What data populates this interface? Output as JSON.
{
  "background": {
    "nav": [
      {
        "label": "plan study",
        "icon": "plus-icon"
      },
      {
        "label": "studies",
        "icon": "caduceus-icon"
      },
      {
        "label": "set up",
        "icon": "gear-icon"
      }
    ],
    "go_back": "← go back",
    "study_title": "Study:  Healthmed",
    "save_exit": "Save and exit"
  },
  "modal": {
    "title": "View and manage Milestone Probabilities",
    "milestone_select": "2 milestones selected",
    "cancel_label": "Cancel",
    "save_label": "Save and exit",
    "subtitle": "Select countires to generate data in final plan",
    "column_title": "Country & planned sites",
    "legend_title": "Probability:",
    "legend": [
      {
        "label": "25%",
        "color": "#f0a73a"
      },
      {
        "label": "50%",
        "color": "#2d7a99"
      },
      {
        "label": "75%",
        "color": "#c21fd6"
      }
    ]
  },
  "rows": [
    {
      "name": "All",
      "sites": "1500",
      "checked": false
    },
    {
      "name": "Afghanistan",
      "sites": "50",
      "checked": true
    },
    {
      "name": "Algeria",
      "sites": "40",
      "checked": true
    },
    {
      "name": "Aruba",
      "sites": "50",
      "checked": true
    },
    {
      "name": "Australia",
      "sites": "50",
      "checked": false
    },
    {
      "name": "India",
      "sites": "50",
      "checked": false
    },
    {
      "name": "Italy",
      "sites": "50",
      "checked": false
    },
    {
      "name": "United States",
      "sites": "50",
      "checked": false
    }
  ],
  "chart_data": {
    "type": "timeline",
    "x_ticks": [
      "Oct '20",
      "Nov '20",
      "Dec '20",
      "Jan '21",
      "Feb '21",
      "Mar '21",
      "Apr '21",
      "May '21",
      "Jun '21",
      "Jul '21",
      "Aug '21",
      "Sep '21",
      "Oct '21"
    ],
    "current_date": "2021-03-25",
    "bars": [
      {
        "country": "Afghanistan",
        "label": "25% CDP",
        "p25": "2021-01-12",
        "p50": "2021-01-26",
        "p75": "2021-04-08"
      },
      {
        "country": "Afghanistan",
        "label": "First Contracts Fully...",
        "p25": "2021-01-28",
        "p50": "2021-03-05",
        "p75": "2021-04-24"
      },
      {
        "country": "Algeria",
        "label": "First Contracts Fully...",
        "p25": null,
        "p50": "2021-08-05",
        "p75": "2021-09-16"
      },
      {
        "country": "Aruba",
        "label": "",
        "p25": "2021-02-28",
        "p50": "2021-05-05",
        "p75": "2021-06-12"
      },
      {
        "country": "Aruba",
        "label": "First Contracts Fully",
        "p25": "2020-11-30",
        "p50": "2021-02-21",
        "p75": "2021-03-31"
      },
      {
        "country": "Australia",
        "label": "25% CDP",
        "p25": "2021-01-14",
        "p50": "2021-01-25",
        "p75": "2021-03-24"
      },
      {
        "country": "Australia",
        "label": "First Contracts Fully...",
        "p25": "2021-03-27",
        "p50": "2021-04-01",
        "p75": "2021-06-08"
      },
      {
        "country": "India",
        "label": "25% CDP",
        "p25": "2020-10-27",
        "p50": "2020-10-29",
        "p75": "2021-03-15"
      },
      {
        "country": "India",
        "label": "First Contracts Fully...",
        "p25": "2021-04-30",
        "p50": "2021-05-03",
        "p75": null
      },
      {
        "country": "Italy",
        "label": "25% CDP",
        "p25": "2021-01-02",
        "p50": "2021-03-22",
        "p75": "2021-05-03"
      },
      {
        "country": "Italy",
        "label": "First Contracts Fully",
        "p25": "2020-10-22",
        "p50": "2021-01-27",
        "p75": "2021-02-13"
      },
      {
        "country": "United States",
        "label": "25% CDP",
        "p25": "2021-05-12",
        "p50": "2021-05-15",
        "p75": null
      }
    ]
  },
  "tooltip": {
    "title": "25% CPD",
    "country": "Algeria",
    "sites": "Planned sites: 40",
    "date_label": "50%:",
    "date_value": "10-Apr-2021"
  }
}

----------

- _What is being asked_
Return the entries above exactly as they appear.

- _Exercise solution_
What data populates this interface? Output as JSON.
{
  "background": {
    "nav": [
      {
        "label": "plan study",
        "icon": "plus-icon"
      },
      {
        "label": "studies",
        "icon": "caduceus-icon"
      },
      {
        "label": "set up",
        "icon": "gear-icon"
      }
    ],
    "go_back": "← go back",
    "study_title": "Study:  Healthmed",
    "save_exit": "Save and exit"
  },
  "modal": {
    "title": "View and manage Milestone Probabilities",
    "milestone_select": "2 milestones selected",
    "cancel_label": "Cancel",
    "save_label": "Save and exit",
    "subtitle": "Select countires to generate data in final plan",
    "column_title": "Country & planned sites",
    "legend_title": "Probability:",
    "legend": [
      {
        "label": "25%",
        "color": "#f0a73a"
      },
      {
        "label": "50%",
        "color": "#2d7a99"
      },
      {
        "label": "75%",
        "color": "#c21fd6"
      }
    ]
  },
  "rows": [
    {
      "name": "All",
      "sites": "1500",
      "checked": false
    },
    {
      "name": "Afghanistan",
      "sites": "50",
      "checked": true
    },
    {
      "name": "Algeria",
      "sites": "40",
      "checked": true
    },
    {
      "name": "Aruba",
      "sites": "50",
      "checked": true
    },
    {
      "name": "Australia",
      "sites": "50",
      "checked": false
    },
    {
      "name": "India",
      "sites": "50",
      "checked": false
    },
    {
      "name": "Italy",
      "sites": "50",
      "checked": false
    },
    {
      "name": "United States",
      "sites": "50",
      "checked": false
    }
  ],
  "chart_data": {
    "type": "timeline",
    "x_ticks": [
      "Oct '20",
      "Nov '20",
      "Dec '20",
      "Jan '21",
      "Feb '21",
      "Mar '21",
      "Apr '21",
      "May '21",
      "Jun '21",
      "Jul '21",
      "Aug '21",
      "Sep '21",
      "Oct '21"
    ],
    "current_date": "2021-03-25",
    "bars": [
      {
        "country": "Afghanistan",
        "label": "25% CDP",
        "p25": "2021-01-12",
        "p50": "2021-01-26",
        "p75": "2021-04-08"
      },
      {
        "country": "Afghanistan",
        "label": "First Contracts Fully...",
        "p25": "2021-01-28",
        "p50": "2021-03-05",
        "p75": "2021-04-24"
      },
      {
        "country": "Algeria",
        "label": "First Contracts Fully...",
        "p25": null,
        "p50": "2021-08-05",
        "p75": "2021-09-16"
      },
      {
        "country": "Aruba",
        "label": "",
        "p25": "2021-02-28",
        "p50": "2021-05-05",
        "p75": "2021-06-12"
      },
      {
        "country": "Aruba",
        "label": "First Contracts Fully",
        "p25": "2020-11-30",
        "p50": "2021-02-21",
        "p75": "2021-03-31"
      },
      {
        "country": "Australia",
        "label": "25% CDP",
        "p25": "2021-01-14",
        "p50": "2021-01-25",
        "p75": "2021-03-24"
      },
      {
        "country": "Australia",
        "label": "First Contracts Fully...",
        "p25": "2021-03-27",
        "p50": "2021-04-01",
        "p75": "2021-06-08"
      },
      {
        "country": "India",
        "label": "25% CDP",
        "p25": "2020-10-27",
        "p50": "2020-10-29",
        "p75": "2021-03-15"
      },
      {
        "country": "India",
        "label": "First Contracts Fully...",
        "p25": "2021-04-30",
        "p50": "2021-05-03",
        "p75": null
      },
      {
        "country": "Italy",
        "label": "25% CDP",
        "p25": "2021-01-02",
        "p50": "2021-03-22",
        "p75": "2021-05-03"
      },
      {
        "country": "Italy",
        "label": "First Contracts Fully",
        "p25": "2020-10-22",
        "p50": "2021-01-27",
        "p75": "2021-02-13"
      },
      {
        "country": "United States",
        "label": "25% CDP",
        "p25": "2021-05-12",
        "p50": "2021-05-15",
        "p75": null
      }
    ]
  },
  "tooltip": {
    "title": "25% CPD",
    "country": "Algeria",
    "sites": "Planned sites: 40",
    "date_label": "50%:",
    "date_value": "10-Apr-2021"
  }
}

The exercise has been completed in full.